### [SUPPLIED RECORDS]
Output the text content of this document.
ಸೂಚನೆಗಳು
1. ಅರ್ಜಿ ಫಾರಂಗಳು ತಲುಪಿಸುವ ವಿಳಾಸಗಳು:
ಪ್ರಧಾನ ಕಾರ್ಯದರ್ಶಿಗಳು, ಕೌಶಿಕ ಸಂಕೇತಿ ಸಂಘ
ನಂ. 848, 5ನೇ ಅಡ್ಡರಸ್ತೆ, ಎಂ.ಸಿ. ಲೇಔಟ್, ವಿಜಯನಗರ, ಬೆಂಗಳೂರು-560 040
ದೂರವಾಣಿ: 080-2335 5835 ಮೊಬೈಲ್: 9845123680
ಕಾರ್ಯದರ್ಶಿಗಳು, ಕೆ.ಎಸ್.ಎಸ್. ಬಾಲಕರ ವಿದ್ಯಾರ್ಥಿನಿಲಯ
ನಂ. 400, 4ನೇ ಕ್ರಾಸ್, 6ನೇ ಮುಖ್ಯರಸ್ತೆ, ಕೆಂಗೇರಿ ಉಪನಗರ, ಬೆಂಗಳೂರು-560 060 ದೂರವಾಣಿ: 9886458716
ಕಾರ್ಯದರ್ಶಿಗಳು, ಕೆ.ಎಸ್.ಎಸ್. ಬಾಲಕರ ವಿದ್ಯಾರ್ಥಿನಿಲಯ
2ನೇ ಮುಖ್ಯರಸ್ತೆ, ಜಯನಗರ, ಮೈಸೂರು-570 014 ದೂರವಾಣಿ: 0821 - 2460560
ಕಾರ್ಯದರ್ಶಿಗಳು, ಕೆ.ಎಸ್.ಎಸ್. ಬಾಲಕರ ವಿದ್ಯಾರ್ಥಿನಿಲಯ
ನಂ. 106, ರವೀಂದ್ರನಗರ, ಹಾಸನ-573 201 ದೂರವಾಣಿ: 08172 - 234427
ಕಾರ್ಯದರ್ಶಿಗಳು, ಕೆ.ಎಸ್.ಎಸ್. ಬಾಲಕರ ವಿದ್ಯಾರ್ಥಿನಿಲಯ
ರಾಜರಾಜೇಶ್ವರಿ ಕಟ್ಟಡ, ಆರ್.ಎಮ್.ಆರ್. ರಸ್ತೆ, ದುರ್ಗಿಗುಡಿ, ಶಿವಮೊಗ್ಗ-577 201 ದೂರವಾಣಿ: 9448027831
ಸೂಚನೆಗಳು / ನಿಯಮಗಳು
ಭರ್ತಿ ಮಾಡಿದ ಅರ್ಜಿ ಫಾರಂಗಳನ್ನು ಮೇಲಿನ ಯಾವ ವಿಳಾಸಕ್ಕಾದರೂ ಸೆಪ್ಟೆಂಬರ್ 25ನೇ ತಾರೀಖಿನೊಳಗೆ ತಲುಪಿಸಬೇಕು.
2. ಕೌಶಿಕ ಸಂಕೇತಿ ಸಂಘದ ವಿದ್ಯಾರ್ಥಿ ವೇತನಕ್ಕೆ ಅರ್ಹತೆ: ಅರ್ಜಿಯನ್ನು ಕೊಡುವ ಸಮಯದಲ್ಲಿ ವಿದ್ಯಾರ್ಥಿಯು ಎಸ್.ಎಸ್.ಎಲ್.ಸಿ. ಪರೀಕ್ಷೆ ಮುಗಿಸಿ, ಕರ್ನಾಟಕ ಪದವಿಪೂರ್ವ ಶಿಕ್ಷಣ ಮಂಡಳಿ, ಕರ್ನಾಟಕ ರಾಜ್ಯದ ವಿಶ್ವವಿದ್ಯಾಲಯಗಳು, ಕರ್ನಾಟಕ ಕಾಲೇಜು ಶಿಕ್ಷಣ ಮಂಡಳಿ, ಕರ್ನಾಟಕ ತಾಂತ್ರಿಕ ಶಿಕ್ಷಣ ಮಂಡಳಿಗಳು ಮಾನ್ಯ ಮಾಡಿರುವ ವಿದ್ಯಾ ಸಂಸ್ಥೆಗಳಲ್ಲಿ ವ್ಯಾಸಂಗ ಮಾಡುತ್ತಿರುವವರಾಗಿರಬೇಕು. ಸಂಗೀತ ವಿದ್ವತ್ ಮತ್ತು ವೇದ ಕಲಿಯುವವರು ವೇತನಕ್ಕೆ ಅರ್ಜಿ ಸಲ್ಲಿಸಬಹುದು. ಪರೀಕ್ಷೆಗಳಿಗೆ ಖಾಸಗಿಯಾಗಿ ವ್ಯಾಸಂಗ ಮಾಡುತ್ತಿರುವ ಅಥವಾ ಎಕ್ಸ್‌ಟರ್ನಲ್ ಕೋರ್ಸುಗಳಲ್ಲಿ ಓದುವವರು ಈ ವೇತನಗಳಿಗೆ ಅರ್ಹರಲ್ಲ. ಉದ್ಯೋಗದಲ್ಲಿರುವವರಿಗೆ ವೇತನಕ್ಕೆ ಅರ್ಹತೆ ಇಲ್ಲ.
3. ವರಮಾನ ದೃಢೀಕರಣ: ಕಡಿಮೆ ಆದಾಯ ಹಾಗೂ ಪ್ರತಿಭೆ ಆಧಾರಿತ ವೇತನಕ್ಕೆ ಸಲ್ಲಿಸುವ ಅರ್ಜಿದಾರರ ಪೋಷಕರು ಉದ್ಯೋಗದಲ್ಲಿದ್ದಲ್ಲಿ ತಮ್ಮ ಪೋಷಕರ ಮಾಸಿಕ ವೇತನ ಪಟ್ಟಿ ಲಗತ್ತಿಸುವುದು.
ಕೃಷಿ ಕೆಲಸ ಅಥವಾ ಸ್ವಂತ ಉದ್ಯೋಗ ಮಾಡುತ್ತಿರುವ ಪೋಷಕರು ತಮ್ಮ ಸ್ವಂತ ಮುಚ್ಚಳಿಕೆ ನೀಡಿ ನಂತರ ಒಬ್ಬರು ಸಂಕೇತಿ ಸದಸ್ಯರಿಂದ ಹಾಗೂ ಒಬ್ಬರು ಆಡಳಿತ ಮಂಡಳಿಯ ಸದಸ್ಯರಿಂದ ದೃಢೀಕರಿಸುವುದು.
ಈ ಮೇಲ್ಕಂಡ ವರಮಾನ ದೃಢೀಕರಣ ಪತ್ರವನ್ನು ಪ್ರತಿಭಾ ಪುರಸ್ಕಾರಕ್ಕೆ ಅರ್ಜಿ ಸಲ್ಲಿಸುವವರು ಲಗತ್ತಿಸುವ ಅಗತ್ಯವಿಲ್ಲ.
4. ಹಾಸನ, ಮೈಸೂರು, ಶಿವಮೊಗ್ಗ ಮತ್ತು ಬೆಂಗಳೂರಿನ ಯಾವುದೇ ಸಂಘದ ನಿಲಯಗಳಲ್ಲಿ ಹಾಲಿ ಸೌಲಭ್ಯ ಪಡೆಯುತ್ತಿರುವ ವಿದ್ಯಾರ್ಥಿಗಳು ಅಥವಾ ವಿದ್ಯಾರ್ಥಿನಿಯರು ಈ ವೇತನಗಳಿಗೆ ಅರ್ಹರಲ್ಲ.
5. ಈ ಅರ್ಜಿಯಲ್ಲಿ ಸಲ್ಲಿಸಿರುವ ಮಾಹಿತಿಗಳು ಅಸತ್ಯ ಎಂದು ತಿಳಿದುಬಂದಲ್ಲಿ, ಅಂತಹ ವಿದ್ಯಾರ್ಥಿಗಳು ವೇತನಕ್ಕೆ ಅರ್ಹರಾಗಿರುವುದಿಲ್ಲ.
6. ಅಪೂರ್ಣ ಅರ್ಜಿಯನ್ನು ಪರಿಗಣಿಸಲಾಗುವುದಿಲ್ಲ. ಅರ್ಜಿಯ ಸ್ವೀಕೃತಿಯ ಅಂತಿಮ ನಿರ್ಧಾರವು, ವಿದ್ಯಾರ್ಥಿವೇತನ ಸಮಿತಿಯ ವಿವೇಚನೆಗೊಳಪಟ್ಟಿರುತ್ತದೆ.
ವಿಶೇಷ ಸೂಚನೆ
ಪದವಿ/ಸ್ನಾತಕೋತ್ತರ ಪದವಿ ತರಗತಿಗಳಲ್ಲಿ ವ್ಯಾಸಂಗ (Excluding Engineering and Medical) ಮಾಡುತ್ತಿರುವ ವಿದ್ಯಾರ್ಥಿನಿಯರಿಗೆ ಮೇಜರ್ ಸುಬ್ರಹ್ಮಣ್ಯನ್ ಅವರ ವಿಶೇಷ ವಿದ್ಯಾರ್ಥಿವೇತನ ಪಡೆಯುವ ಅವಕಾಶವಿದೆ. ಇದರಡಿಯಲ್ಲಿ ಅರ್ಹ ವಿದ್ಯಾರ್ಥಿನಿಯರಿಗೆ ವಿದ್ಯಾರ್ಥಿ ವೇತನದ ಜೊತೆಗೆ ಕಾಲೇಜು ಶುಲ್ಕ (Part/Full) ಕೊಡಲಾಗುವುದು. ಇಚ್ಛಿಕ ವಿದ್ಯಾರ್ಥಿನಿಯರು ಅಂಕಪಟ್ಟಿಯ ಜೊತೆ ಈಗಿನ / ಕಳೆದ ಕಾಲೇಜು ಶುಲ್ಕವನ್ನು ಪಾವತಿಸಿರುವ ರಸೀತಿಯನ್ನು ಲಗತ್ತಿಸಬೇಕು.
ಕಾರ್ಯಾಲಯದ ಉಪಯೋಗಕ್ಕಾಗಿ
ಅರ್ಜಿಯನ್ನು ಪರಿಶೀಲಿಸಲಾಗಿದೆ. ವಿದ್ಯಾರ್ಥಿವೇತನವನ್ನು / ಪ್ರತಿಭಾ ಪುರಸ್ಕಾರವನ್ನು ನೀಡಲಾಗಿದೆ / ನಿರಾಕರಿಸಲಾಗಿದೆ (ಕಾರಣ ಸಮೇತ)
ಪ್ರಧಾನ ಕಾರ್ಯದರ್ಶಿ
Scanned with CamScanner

### [EXERCISE TASK]
Each line containing the word "ತನಗಳ" counts once; say how many such lines there are, giving only the number.

### [SOLUTION FOR THIS TASK]
2